[THE EXERCISE] Your task is to give the listing below back word for word, pictures excluded.

• • •

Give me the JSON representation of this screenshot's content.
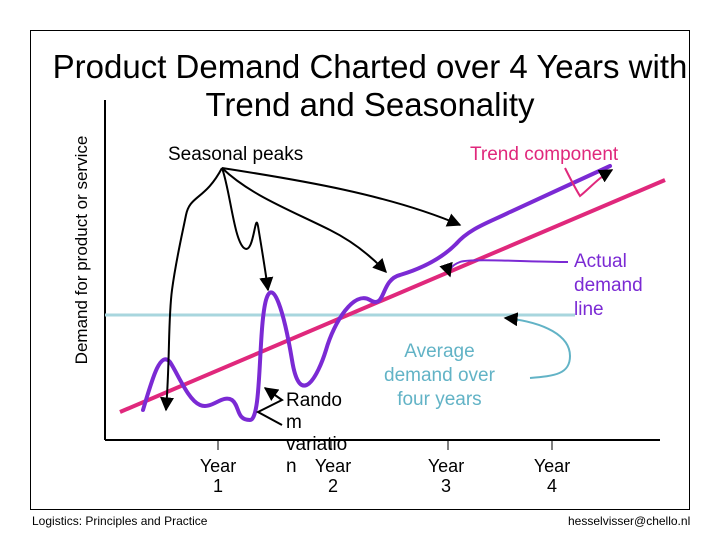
{
  "title": "Product Demand Charted over 4 Years with Trend and Seasonality",
  "y_axis_label": "Demand for product or service",
  "annotations": {
    "seasonal_peaks": "Seasonal peaks",
    "trend_component": "Trend component",
    "actual_demand_line": "Actual\ndemand\nline",
    "average_demand": "Average\ndemand over\nfour years",
    "random_variation": "Rando\nm\nvariatio\nn"
  },
  "x_ticks": [
    "Year\n1",
    "Year\n2",
    "Year\n3",
    "Year\n4"
  ],
  "footer": {
    "left": "Logistics: Principles and Practice",
    "right": "hesselvisser@chello.nl"
  },
  "colors": {
    "actual_demand": "#7b2ad4",
    "trend": "#e0287c",
    "average": "#a8d6de",
    "axis": "#000000",
    "arrow": "#000000"
  }
}
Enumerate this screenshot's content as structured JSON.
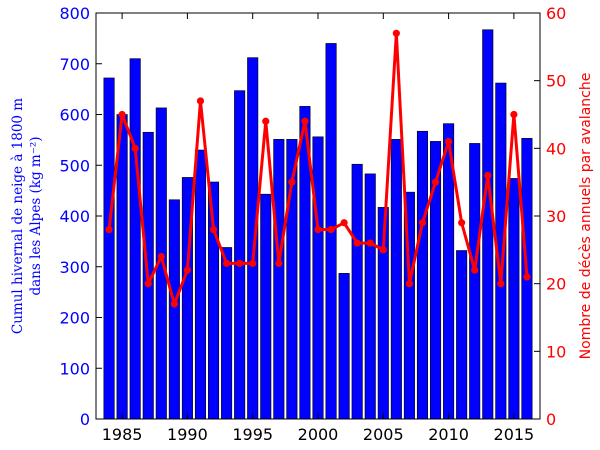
{
  "chart_data": {
    "type": "bar+line",
    "title": "",
    "x": [
      1984,
      1985,
      1986,
      1987,
      1988,
      1989,
      1990,
      1991,
      1992,
      1993,
      1994,
      1995,
      1996,
      1997,
      1998,
      1999,
      2000,
      2001,
      2002,
      2003,
      2004,
      2005,
      2006,
      2007,
      2008,
      2009,
      2010,
      2011,
      2012,
      2013,
      2014,
      2015,
      2016
    ],
    "x_ticks": [
      "1985",
      "1990",
      "1995",
      "2000",
      "2005",
      "2010",
      "2015"
    ],
    "xlim": [
      1983,
      2017
    ],
    "series": [
      {
        "type": "bar",
        "axis": "left",
        "color": "#0000ff",
        "values": [
          672,
          600,
          710,
          565,
          613,
          432,
          476,
          530,
          467,
          338,
          647,
          712,
          443,
          551,
          551,
          616,
          556,
          740,
          287,
          502,
          483,
          417,
          551,
          447,
          567,
          547,
          582,
          332,
          543,
          767,
          662,
          474,
          553
        ]
      },
      {
        "type": "line",
        "axis": "right",
        "color": "#ff0000",
        "values": [
          28,
          45,
          40,
          20,
          24,
          17,
          22,
          47,
          28,
          23,
          23,
          23,
          44,
          23,
          35,
          44,
          28,
          28,
          29,
          26,
          26,
          25,
          57,
          20,
          29,
          35,
          41,
          29,
          22,
          36,
          20,
          45,
          21
        ]
      }
    ],
    "left_axis": {
      "label_line1": "Cumul hivernal de neige à 1800 m",
      "label_line2": "dans les Alpes (kg m⁻²)",
      "ylim": [
        0,
        800
      ],
      "ticks": [
        "0",
        "100",
        "200",
        "300",
        "400",
        "500",
        "600",
        "700",
        "800"
      ],
      "color": "#0000ff"
    },
    "right_axis": {
      "label": "Nombre de décès annuels par avalanche",
      "ylim": [
        0,
        60
      ],
      "ticks": [
        "0",
        "10",
        "20",
        "30",
        "40",
        "50",
        "60"
      ],
      "color": "#ff0000"
    },
    "grid": false,
    "legend": "none"
  }
}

• • •

[TASK ANSWER]
Give me the JSON representation of this screenshot's content.
{
  "title": "Product Demand Charted over 4 Years with Trend and Seasonality",
  "y_axis_label": "Demand for product or service",
  "annotations": {
    "seasonal_peaks": "Seasonal peaks",
    "trend_component": "Trend component",
    "actual_demand_line": "Actual\ndemand\nline",
    "average_demand": "Average\ndemand over\nfour years",
    "random_variation": "Rando\nm\nvariatio\nn"
  },
  "x_ticks": [
    "Year\n1",
    "Year\n2",
    "Year\n3",
    "Year\n4"
  ],
  "footer": {
    "left": "Logistics: Principles and Practice",
    "right": "hesselvisser@chello.nl"
  },
  "colors": {
    "actual_demand": "#7b2ad4",
    "trend": "#e0287c",
    "average": "#a8d6de",
    "axis": "#000000",
    "arrow": "#000000"
  }
}
Enumerate this screenshot's content as structured JSON.
{
  "chart_data": {
    "type": "bar+line",
    "title": "",
    "x": [
      1984,
      1985,
      1986,
      1987,
      1988,
      1989,
      1990,
      1991,
      1992,
      1993,
      1994,
      1995,
      1996,
      1997,
      1998,
      1999,
      2000,
      2001,
      2002,
      2003,
      2004,
      2005,
      2006,
      2007,
      2008,
      2009,
      2010,
      2011,
      2012,
      2013,
      2014,
      2015,
      2016
    ],
    "x_ticks": [
      "1985",
      "1990",
      "1995",
      "2000",
      "2005",
      "2010",
      "2015"
    ],
    "xlim": [
      1983,
      2017
    ],
    "series": [
      {
        "type": "bar",
        "axis": "left",
        "color": "#0000ff",
        "values": [
          672,
          600,
          710,
          565,
          613,
          432,
          476,
          530,
          467,
          338,
          647,
          712,
          443,
          551,
          551,
          616,
          556,
          740,
          287,
          502,
          483,
          417,
          551,
          447,
          567,
          547,
          582,
          332,
          543,
          767,
          662,
          474,
          553
        ]
      },
      {
        "type": "line",
        "axis": "right",
        "color": "#ff0000",
        "values": [
          28,
          45,
          40,
          20,
          24,
          17,
          22,
          47,
          28,
          23,
          23,
          23,
          44,
          23,
          35,
          44,
          28,
          28,
          29,
          26,
          26,
          25,
          57,
          20,
          29,
          35,
          41,
          29,
          22,
          36,
          20,
          45,
          21
        ]
      }
    ],
    "left_axis": {
      "label_line1": "Cumul hivernal de neige à 1800 m",
      "label_line2": "dans les Alpes (kg m⁻²)",
      "ylim": [
        0,
        800
      ],
      "ticks": [
        "0",
        "100",
        "200",
        "300",
        "400",
        "500",
        "600",
        "700",
        "800"
      ],
      "color": "#0000ff"
    },
    "right_axis": {
      "label": "Nombre de décès annuels par avalanche",
      "ylim": [
        0,
        60
      ],
      "ticks": [
        "0",
        "10",
        "20",
        "30",
        "40",
        "50",
        "60"
      ],
      "color": "#ff0000"
    },
    "grid": false,
    "legend": "none"
  }
}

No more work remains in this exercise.